(Stored records)
========================================================================
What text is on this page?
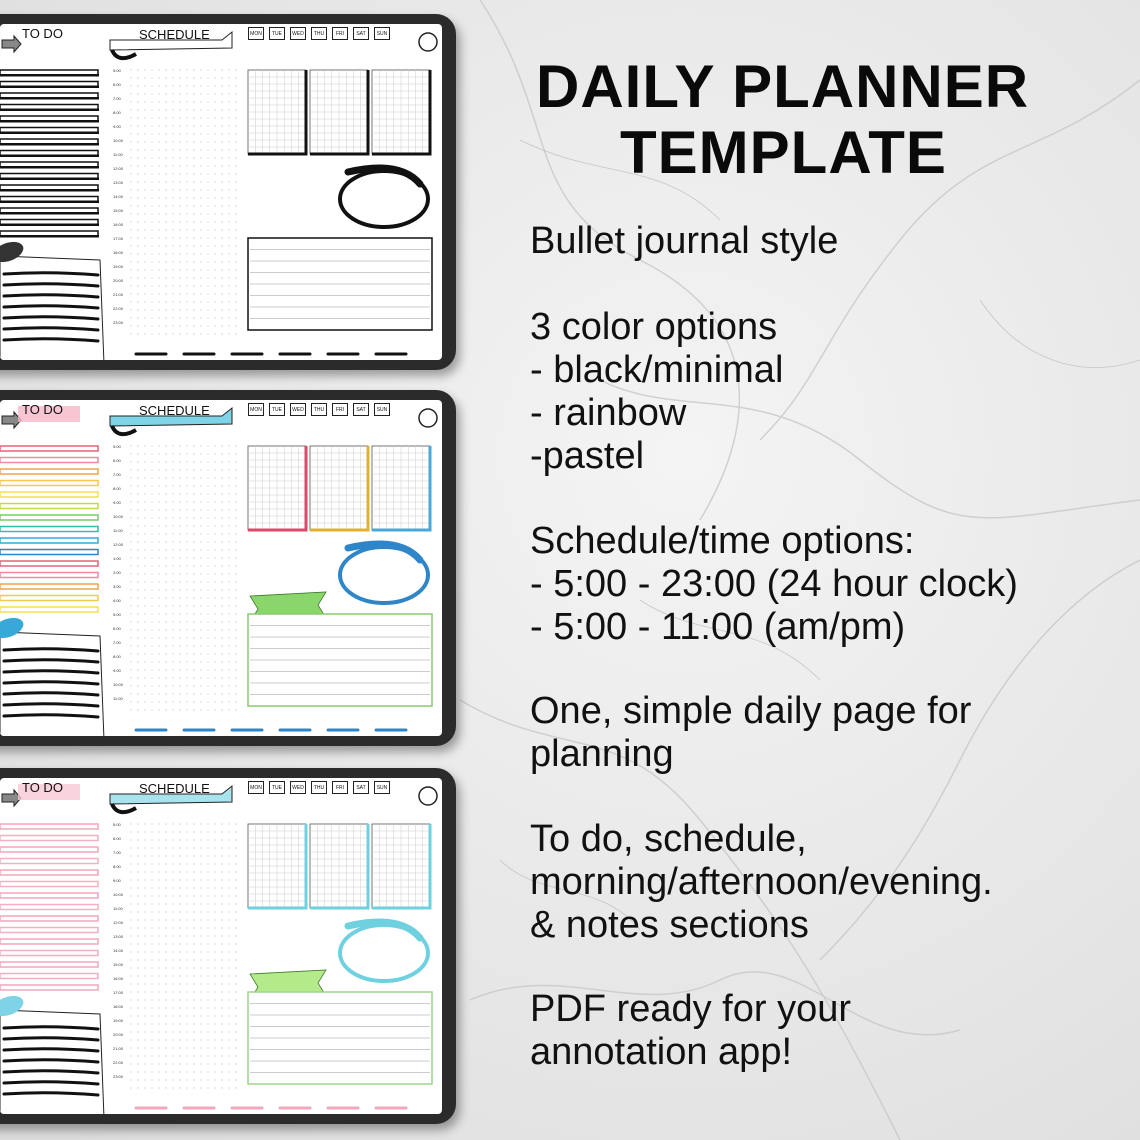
TO DO	SCHEDULE	MON	TUE	WED	THU	FRI	SAT	SUN
5:00
6:00
7:00
8:00
9:00
10:00
11:00
12:00
13:00
14:00
15:00
16:00
17:00
18:00
19:00
20:00
21:00
22:00
23:00
TO DO	SCHEDULE	MON	TUE	WED	THU	FRI	SAT	SUN
5:00
6:00
7:00
8:00
9:00
10:00
11:00
12:00
1:00
2:00
3:00
4:00
5:00
6:00
7:00
8:00
9:00
10:00
11:00
TO DO	SCHEDULE	MON	TUE	WED	THU	FRI	SAT	SUN
5:00
6:00
7:00
8:00
9:00
10:00
11:00
12:00
13:00
14:00
15:00
16:00
17:00
18:00
19:00
20:00
21:00
22:00
23:00
DAILY PLANNER
TEMPLATE
Bullet journal style
3 color options
- black/minimal
- rainbow
-pastel
Schedule/time options:
- 5:00 - 23:00 (24 hour clock)
- 5:00 - 11:00 (am/pm)
One, simple daily page for
planning
To do, schedule,
morning/afternoon/evening.
& notes sections
PDF ready for your
annotation app!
========================================================================
WHAT THE EXERCISE ASKS> Repeat the data exactly, dropping every picture it holds.

FINISHED EXERCISE>
What text is on this page?
TO DO	SCHEDULE	MON	TUE	WED	THU	FRI	SAT	SUN
5:00
6:00
7:00
8:00
9:00
10:00
11:00
12:00
13:00
14:00
15:00
16:00
17:00
18:00
19:00
20:00
21:00
22:00
23:00
TO DO	SCHEDULE	MON	TUE	WED	THU	FRI	SAT	SUN
5:00
6:00
7:00
8:00
9:00
10:00
11:00
12:00
1:00
2:00
3:00
4:00
5:00
6:00
7:00
8:00
9:00
10:00
11:00
TO DO	SCHEDULE	MON	TUE	WED	THU	FRI	SAT	SUN
5:00
6:00
7:00
8:00
9:00
10:00
11:00
12:00
13:00
14:00
15:00
16:00
17:00
18:00
19:00
20:00
21:00
22:00
23:00
DAILY PLANNER
TEMPLATE
Bullet journal style
3 color options
- black/minimal
- rainbow
-pastel
Schedule/time options:
- 5:00 - 23:00 (24 hour clock)
- 5:00 - 11:00 (am/pm)
One, simple daily page for
planning
To do, schedule,
morning/afternoon/evening.
& notes sections
PDF ready for your
annotation app!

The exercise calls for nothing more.